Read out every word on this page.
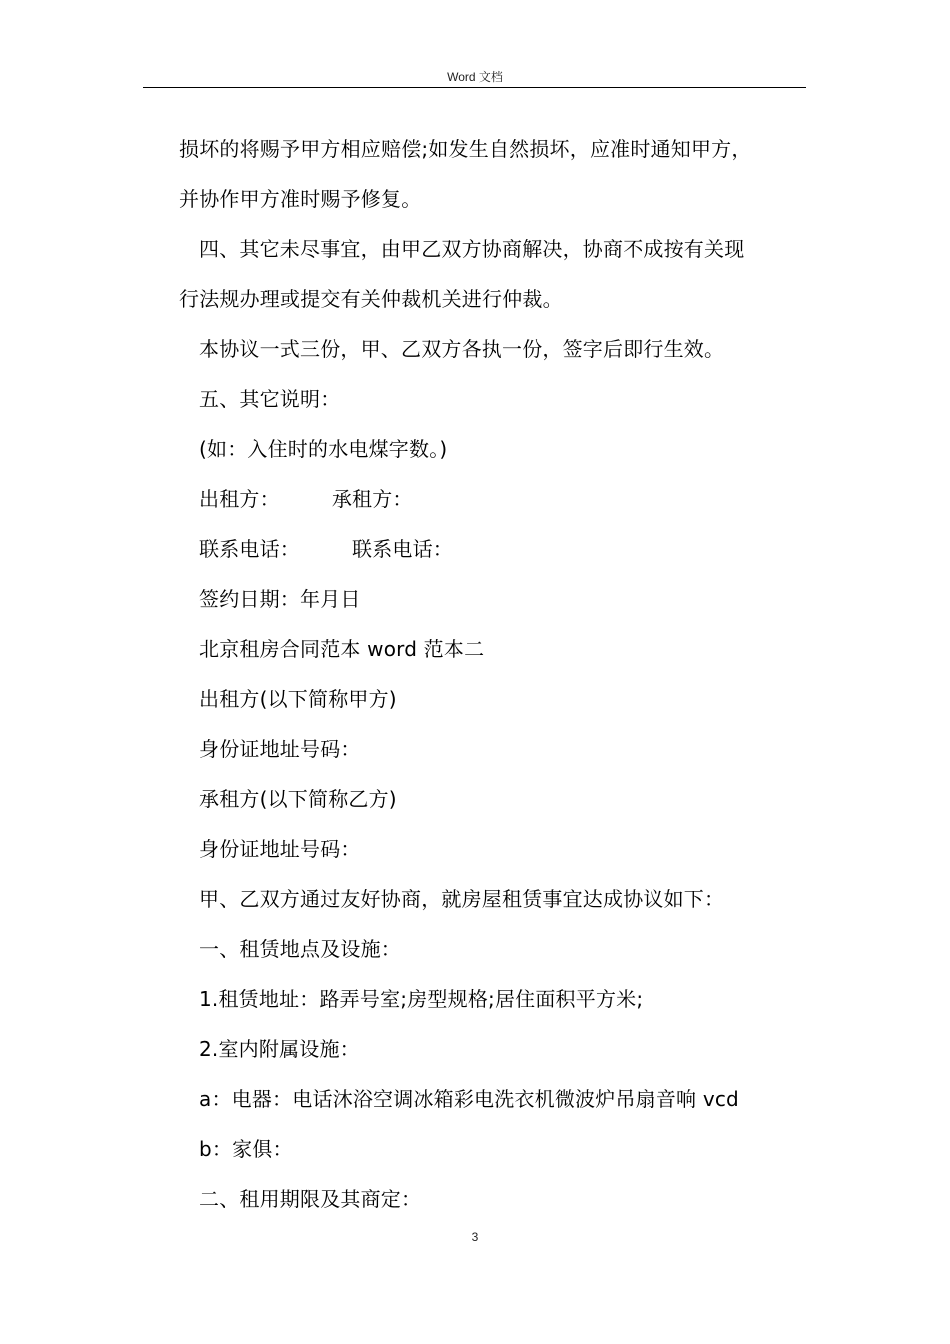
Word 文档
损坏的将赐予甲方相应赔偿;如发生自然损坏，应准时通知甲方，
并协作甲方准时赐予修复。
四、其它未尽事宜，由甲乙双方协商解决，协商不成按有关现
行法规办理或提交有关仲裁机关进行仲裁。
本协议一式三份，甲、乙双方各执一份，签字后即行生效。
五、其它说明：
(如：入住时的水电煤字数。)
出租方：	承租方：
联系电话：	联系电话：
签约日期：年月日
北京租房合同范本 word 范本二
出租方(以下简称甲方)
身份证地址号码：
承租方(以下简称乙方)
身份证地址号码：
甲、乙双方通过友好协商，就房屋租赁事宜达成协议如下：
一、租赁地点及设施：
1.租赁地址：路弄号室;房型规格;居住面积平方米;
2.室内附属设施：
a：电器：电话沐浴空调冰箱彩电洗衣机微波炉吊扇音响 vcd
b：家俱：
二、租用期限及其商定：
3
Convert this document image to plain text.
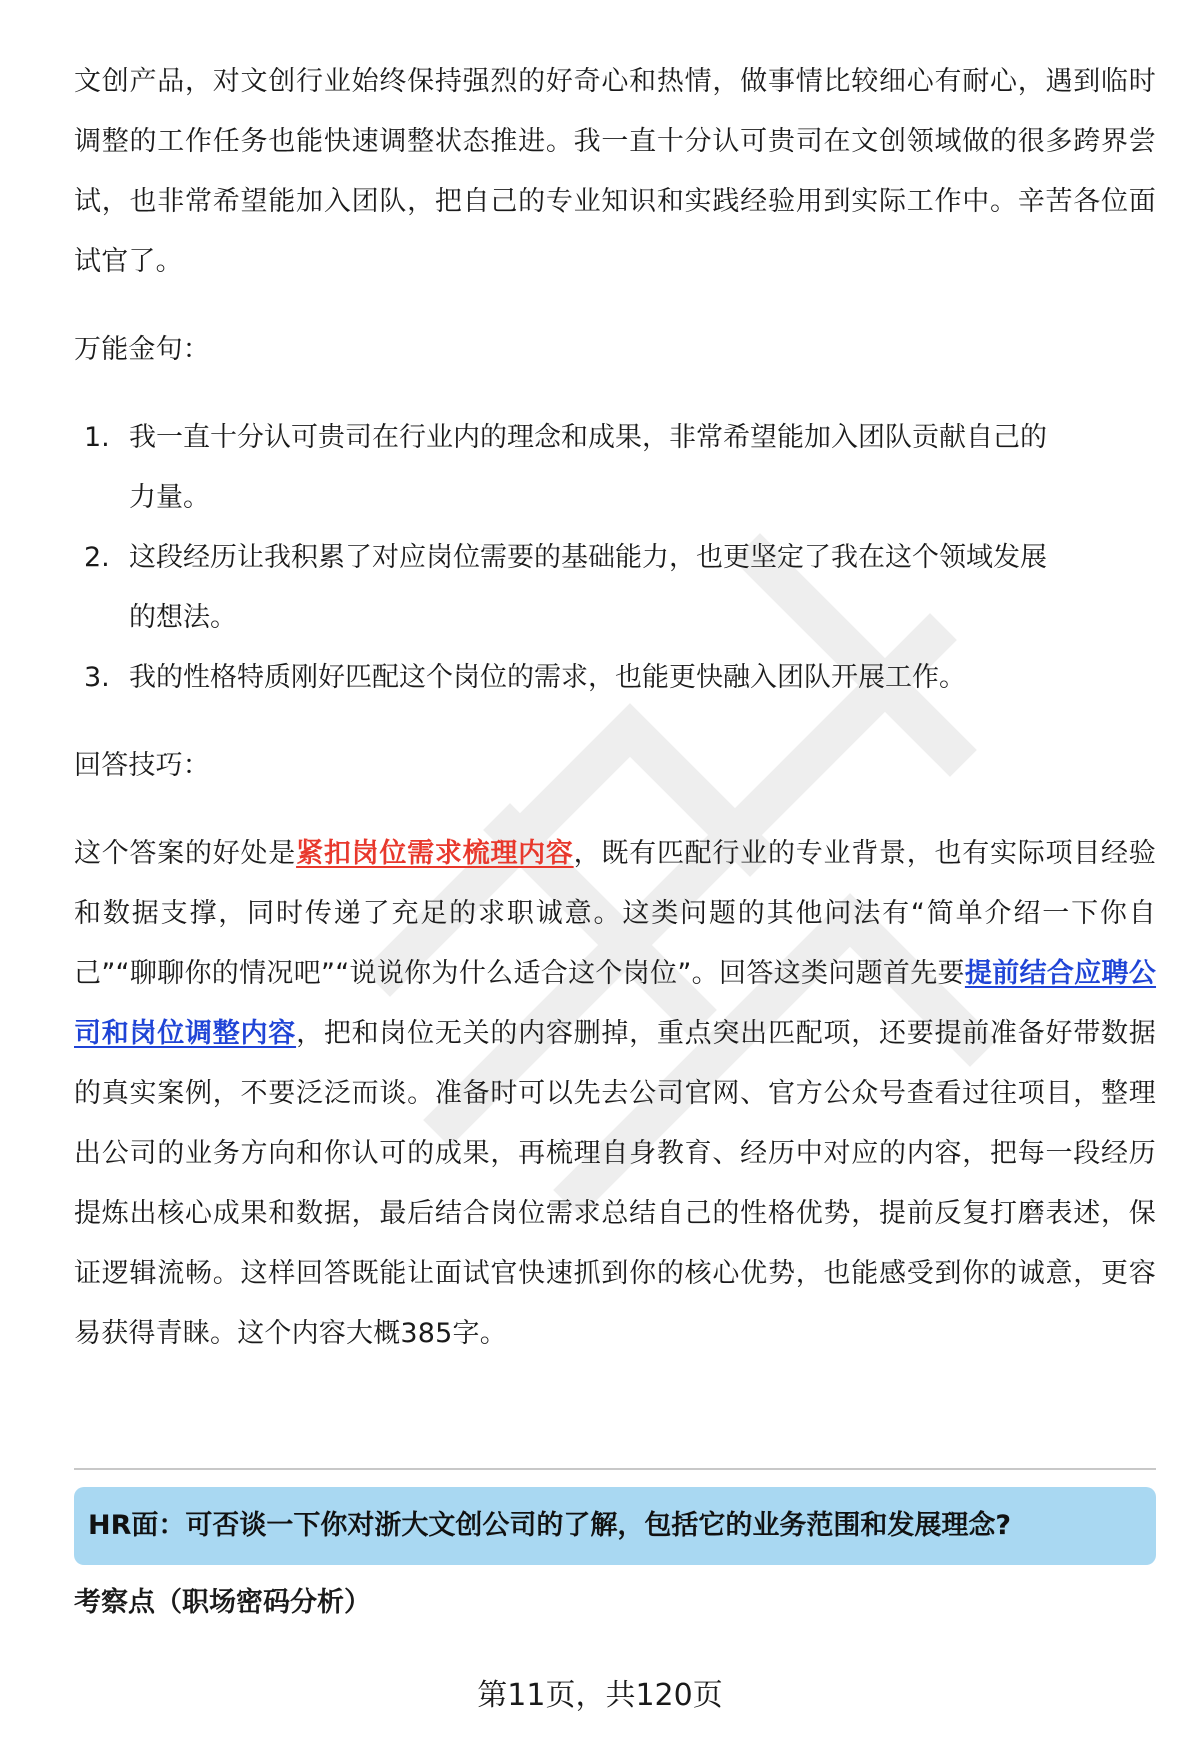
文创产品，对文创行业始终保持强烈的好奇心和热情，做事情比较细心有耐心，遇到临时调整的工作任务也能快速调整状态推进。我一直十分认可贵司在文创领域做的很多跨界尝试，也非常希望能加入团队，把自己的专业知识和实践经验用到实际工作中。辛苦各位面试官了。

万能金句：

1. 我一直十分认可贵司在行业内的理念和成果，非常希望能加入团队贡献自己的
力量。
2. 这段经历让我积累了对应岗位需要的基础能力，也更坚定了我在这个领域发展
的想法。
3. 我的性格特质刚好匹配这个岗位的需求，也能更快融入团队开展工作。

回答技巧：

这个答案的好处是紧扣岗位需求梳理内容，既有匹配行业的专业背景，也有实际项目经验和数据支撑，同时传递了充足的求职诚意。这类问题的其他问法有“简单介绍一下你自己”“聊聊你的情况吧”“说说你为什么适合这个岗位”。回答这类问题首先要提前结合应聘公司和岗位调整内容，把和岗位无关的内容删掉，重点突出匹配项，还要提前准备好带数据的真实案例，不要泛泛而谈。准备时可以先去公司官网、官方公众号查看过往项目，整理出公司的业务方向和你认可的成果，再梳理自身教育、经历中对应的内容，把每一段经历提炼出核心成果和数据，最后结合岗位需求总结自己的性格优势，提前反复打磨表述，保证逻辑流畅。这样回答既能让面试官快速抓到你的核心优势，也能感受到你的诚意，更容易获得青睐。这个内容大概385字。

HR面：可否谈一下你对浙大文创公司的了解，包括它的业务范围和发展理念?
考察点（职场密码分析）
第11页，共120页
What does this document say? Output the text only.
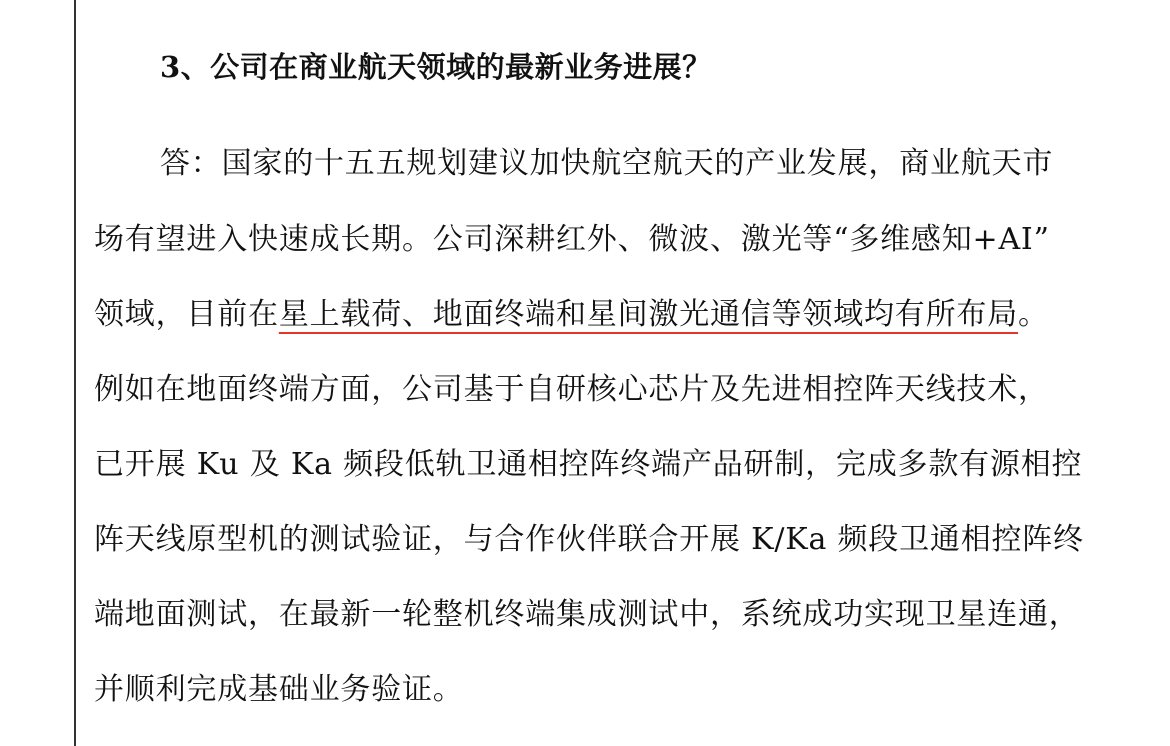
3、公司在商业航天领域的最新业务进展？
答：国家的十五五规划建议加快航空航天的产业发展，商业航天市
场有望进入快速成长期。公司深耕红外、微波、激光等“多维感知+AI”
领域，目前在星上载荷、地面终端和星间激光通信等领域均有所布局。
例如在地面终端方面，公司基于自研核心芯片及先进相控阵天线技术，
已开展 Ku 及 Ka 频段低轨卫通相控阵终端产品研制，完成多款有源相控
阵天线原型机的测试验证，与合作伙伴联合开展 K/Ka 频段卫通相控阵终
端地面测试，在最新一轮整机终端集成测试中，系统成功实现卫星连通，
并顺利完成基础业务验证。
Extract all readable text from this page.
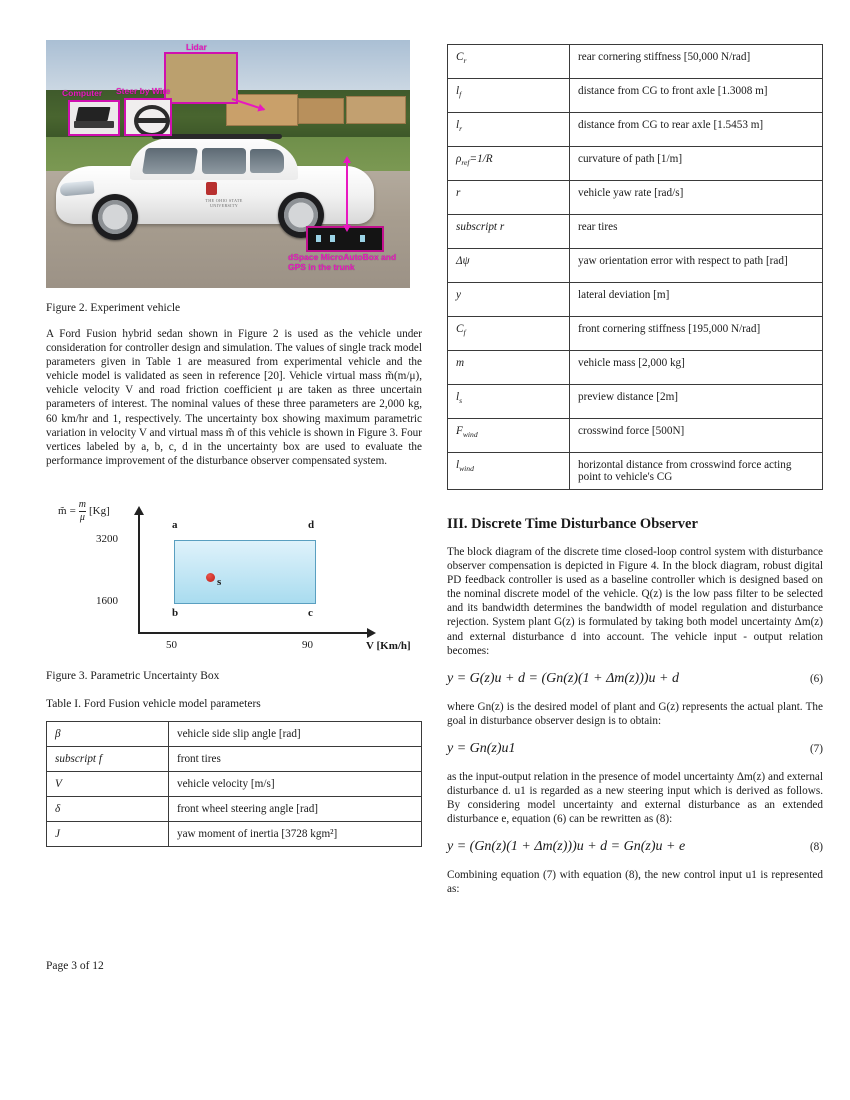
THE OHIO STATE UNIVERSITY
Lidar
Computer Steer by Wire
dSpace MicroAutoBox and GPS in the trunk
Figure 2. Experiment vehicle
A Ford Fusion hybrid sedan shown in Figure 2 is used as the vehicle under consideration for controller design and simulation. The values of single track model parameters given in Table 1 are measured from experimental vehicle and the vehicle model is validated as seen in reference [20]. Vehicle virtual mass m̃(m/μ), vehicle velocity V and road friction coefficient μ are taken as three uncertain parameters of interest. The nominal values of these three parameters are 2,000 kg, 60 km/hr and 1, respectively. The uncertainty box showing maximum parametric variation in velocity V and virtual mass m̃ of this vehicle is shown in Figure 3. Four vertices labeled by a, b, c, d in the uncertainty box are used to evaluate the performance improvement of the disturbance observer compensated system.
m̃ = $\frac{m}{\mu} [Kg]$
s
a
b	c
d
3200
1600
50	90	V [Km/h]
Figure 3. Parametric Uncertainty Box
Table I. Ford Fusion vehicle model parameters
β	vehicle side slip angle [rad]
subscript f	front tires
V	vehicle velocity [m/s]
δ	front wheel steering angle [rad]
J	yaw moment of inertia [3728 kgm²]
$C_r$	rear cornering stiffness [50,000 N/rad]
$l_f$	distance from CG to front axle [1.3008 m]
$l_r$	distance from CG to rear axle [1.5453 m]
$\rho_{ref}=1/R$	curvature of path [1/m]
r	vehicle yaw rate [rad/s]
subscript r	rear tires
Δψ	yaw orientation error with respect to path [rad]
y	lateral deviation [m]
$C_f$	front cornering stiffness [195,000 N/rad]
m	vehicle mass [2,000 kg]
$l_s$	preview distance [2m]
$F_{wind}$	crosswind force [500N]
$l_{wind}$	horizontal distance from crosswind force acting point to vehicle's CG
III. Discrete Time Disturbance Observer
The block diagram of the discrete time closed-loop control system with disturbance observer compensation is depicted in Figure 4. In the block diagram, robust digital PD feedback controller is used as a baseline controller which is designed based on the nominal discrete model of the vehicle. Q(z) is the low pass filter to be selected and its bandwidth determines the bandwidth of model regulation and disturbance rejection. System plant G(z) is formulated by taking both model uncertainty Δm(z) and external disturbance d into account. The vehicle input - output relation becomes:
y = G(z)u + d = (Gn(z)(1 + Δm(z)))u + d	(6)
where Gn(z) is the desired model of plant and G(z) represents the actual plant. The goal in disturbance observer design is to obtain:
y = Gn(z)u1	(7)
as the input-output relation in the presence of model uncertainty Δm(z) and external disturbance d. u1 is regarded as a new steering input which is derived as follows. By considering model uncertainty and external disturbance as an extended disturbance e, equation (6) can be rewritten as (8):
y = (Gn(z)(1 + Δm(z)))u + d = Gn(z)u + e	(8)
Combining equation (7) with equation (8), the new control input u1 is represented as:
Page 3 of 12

GIVEN PROBLEM =
Where a line in the material contains "front", copy that line.

SOLVED PROBLEM =
subscript f	front tires
δ	front wheel steering angle [rad]
$l_f$	distance from CG to front axle [1.3008 m]
$C_f$	front cornering stiffness [195,000 N/rad]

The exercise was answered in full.